__Short task__. Among the entries below, find the lines with "title" and copy them.

Provided data start

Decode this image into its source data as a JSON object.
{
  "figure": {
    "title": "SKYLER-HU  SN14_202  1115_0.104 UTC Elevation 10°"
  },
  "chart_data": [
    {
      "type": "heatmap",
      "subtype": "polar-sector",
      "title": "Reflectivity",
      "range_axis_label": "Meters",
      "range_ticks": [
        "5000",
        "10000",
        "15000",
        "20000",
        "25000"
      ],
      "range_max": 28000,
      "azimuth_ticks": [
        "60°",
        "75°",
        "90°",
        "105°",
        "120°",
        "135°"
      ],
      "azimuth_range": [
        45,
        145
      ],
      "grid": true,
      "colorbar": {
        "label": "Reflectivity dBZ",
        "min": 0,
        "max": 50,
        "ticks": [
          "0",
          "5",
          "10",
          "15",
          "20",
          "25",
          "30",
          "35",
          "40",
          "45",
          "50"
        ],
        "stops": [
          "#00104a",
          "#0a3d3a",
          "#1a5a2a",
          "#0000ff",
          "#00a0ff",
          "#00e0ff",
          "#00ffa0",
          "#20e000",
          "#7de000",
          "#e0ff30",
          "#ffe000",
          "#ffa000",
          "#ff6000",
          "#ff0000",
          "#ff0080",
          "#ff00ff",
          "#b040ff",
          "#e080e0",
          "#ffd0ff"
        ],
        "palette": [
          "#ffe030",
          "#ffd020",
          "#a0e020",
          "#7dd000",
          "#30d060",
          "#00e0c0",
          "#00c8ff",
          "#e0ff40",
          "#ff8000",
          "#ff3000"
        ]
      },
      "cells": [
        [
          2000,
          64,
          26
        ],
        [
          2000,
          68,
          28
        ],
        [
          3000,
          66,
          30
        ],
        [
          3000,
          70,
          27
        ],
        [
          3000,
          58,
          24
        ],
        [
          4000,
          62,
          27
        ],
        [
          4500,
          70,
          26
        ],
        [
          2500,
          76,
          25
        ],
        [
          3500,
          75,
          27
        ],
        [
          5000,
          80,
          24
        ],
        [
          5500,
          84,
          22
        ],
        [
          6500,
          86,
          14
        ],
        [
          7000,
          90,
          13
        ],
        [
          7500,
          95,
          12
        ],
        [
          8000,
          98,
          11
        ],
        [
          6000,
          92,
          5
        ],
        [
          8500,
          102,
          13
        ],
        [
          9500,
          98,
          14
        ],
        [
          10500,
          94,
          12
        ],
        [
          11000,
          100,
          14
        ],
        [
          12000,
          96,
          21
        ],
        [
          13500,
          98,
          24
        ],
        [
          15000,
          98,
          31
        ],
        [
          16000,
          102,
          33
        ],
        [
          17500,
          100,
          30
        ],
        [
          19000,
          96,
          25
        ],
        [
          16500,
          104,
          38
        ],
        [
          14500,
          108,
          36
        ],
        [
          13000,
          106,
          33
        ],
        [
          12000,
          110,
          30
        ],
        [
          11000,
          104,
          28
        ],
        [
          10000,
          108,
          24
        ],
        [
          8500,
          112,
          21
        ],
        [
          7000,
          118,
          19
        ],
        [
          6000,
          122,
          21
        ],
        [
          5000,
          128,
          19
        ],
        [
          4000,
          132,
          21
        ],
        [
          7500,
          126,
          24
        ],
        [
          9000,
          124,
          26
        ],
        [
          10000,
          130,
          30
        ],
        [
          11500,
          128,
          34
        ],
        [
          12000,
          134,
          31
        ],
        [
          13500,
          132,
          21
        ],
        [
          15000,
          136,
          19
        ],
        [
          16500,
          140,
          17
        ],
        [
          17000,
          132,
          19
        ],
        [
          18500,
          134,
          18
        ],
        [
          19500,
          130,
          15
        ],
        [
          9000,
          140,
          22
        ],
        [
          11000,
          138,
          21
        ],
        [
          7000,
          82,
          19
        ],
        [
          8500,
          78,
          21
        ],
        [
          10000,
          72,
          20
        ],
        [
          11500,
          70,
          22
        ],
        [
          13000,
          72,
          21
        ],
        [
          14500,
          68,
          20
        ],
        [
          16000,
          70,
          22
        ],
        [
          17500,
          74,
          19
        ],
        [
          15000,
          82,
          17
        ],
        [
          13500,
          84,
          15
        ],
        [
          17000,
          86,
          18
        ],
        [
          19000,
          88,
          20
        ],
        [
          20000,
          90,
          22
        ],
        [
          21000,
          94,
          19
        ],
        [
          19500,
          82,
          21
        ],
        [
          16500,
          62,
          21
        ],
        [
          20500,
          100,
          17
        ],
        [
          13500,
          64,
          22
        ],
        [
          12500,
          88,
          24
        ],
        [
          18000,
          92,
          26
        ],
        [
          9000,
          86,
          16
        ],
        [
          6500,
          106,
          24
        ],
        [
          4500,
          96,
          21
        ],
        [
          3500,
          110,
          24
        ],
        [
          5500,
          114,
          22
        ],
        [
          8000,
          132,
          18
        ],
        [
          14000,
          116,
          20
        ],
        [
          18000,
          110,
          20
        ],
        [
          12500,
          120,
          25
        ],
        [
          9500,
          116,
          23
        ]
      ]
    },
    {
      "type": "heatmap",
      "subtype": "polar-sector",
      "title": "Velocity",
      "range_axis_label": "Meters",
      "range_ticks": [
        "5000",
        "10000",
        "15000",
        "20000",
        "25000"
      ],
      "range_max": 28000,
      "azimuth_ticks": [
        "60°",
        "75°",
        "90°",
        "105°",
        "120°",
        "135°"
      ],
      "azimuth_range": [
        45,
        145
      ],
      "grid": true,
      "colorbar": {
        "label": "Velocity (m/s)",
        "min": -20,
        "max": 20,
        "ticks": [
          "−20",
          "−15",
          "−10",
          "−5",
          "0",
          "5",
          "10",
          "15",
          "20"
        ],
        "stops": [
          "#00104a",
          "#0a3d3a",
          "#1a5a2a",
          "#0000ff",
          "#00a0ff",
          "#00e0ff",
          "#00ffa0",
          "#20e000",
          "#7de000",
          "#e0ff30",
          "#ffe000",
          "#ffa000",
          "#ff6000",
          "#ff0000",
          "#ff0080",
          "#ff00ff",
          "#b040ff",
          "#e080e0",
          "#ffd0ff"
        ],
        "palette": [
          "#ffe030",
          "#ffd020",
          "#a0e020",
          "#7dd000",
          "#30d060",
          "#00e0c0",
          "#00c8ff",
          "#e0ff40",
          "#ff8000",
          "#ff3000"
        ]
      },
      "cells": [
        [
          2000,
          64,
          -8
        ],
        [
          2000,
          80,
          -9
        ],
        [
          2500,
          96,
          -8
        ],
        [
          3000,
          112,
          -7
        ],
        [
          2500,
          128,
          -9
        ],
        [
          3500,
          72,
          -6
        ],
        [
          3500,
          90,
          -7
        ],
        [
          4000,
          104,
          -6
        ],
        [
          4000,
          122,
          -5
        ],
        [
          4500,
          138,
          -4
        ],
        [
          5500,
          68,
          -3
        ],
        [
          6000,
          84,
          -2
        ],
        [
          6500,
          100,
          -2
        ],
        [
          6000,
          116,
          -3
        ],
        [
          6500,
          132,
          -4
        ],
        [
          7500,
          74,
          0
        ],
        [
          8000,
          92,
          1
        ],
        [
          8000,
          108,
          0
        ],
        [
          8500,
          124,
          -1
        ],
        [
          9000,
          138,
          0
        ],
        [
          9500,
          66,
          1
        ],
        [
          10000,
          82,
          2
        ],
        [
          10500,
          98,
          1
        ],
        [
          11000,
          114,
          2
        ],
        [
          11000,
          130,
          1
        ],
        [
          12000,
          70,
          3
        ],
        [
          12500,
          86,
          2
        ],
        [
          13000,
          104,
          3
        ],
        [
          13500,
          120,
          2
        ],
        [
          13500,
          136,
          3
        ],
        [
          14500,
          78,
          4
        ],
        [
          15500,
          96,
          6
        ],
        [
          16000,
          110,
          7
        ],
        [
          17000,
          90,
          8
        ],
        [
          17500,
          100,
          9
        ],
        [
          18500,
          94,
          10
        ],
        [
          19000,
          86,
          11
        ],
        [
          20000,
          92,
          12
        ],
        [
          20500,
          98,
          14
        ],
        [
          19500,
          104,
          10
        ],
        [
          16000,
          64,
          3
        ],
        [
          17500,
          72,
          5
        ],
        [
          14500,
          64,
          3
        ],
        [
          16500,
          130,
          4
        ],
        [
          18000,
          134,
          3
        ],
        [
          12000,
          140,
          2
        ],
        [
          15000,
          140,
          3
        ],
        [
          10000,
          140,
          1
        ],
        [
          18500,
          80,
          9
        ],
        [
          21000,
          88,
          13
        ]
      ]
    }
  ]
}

Provided data end

__Solution to this task__.
    "title": "SKYLER-HU  SN14_202  1115_0.104 UTC Elevation 10°"
      "title": "Reflectivity",
      "title": "Velocity",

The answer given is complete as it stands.